Raw records:
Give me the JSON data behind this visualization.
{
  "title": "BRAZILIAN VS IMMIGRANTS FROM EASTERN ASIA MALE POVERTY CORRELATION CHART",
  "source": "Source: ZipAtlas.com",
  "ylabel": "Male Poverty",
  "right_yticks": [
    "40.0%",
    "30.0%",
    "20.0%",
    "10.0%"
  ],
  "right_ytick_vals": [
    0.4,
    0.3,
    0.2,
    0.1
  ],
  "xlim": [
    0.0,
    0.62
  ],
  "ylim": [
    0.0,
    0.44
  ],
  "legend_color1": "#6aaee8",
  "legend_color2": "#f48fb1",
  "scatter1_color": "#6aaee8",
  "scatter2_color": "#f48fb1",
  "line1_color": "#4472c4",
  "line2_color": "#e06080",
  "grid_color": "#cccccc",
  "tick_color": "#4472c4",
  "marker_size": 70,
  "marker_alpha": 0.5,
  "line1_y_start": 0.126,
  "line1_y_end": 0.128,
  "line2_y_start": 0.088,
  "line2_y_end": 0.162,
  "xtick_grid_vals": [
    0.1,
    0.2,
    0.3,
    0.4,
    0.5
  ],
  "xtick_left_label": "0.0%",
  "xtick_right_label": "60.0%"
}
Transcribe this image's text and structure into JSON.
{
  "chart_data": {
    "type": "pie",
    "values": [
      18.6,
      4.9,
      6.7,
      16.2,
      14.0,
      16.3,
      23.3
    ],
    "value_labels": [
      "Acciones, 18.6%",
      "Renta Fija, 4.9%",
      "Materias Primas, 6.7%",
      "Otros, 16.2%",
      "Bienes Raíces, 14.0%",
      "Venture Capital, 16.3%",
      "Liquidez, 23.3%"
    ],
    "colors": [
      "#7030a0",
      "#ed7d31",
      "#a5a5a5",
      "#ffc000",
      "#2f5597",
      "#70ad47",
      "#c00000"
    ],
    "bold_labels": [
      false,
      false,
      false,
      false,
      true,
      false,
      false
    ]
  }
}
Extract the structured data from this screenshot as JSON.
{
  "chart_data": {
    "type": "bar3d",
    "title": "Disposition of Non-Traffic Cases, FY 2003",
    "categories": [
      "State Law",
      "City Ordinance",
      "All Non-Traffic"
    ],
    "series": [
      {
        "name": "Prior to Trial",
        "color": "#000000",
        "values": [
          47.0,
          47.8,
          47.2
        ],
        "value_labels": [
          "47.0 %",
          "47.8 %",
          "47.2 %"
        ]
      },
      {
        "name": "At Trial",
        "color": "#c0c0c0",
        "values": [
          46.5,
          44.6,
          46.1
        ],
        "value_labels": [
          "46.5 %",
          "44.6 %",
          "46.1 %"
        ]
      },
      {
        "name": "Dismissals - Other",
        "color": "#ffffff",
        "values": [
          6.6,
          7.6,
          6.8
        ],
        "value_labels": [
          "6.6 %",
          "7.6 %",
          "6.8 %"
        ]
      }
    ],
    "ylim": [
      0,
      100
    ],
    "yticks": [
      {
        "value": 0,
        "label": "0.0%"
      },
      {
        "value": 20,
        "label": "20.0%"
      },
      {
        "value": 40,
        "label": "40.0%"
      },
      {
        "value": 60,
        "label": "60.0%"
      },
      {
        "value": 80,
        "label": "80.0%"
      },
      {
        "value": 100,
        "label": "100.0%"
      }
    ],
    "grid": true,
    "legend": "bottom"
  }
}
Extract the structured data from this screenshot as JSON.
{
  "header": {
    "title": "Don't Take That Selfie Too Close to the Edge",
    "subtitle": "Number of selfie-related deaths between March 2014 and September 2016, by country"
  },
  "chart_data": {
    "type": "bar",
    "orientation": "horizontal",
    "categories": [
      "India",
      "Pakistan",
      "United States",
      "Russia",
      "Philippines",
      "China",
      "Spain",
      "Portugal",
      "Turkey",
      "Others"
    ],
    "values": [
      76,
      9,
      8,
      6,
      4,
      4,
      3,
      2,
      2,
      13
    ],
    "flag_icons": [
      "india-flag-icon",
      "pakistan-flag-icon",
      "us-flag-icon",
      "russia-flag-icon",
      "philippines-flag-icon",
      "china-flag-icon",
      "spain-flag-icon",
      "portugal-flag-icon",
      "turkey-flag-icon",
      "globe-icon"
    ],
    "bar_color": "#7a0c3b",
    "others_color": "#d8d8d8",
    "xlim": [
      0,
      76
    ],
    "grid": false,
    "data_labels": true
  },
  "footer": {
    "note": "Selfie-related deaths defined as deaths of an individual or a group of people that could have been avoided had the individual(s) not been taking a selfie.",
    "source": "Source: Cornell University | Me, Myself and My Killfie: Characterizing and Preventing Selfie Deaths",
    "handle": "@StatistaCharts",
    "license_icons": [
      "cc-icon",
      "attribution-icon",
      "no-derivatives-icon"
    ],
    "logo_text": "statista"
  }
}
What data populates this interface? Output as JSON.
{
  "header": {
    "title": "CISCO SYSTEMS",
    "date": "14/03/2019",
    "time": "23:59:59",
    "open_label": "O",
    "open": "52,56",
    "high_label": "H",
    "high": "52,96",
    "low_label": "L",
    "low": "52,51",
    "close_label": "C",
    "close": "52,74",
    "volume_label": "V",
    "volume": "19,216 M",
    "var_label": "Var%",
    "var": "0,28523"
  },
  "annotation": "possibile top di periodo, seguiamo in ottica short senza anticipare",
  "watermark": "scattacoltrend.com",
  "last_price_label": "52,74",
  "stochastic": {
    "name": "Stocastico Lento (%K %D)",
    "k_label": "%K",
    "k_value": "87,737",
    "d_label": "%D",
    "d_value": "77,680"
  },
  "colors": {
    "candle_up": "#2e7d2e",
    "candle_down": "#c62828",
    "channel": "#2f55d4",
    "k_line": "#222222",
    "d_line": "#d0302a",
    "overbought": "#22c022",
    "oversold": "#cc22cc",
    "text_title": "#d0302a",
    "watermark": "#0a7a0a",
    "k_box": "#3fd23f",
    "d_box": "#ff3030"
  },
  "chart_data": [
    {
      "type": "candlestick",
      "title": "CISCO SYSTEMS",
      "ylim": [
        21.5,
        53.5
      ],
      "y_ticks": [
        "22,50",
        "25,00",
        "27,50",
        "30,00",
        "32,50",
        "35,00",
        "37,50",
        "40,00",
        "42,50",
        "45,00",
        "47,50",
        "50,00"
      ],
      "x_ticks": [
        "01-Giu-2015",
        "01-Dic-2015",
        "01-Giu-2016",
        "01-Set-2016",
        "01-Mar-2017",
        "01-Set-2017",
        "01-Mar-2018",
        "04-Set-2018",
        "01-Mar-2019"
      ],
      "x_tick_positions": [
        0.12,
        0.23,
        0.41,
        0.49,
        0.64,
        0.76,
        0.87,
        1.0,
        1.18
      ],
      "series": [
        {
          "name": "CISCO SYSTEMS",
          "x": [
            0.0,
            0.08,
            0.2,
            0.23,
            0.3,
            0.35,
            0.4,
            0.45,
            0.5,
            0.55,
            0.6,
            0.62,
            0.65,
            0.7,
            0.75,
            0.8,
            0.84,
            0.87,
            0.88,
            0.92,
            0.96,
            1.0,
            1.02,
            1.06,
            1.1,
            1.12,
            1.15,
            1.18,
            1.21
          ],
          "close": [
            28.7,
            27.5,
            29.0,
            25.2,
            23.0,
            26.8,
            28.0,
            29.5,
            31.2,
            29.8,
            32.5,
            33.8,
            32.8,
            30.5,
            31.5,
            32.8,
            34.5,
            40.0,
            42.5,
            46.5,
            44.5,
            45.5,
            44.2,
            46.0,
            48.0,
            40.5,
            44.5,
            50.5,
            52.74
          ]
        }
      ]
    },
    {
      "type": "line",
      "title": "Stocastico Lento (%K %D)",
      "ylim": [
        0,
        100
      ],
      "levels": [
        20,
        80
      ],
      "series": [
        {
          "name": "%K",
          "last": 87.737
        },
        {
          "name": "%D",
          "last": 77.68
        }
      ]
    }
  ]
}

▶ **Work required**
Find and copy every line in the entries above where the string "Stocastico" occurs.

▶ **Solution for this task**
    "name": "Stocastico Lento (%K %D)",
      "title": "Stocastico Lento (%K %D)",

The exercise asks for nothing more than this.